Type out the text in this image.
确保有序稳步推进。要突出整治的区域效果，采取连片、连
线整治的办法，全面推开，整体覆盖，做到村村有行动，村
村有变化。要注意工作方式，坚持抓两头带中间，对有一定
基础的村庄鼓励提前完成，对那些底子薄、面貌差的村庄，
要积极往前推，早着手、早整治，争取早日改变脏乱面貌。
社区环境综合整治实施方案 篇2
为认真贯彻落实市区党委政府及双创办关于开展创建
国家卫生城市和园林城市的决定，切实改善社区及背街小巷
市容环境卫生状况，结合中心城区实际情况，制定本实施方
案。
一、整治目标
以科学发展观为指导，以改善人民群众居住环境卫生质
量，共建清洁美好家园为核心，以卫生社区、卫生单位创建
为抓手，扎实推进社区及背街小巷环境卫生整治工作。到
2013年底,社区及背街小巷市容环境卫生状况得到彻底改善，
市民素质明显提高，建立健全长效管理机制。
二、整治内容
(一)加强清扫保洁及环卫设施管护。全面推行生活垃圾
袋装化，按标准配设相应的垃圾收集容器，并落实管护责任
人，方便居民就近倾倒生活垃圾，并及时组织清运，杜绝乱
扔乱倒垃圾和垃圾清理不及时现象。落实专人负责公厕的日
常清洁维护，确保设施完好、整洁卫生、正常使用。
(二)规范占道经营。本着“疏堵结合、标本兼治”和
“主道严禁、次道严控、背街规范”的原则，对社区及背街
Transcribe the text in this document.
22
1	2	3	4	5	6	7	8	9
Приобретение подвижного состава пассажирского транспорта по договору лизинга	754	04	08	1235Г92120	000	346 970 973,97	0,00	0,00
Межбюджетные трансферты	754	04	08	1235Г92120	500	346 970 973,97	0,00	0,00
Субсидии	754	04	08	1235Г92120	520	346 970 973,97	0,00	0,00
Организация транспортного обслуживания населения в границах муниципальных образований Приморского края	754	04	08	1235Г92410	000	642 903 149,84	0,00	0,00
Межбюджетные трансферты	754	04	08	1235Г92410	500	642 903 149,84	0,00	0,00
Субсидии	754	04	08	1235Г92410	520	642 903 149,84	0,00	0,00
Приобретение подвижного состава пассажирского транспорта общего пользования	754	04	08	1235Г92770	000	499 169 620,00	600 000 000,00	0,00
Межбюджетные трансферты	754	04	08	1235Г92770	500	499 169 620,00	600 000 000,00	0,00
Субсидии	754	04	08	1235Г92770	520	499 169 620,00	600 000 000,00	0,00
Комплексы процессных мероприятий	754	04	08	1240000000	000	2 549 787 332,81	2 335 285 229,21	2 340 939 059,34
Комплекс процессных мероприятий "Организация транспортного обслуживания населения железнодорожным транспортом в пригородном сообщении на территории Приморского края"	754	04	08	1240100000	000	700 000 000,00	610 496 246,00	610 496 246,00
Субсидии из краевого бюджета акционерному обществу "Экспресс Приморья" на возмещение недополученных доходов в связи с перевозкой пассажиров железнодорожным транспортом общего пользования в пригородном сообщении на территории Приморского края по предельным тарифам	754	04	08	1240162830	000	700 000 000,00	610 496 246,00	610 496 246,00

YOUR TASK => Make a copy of each line that contains the string "text".

RESULT OF THIS EXERCISE =>
Type out the text in this image.
Transcribe the text in this document.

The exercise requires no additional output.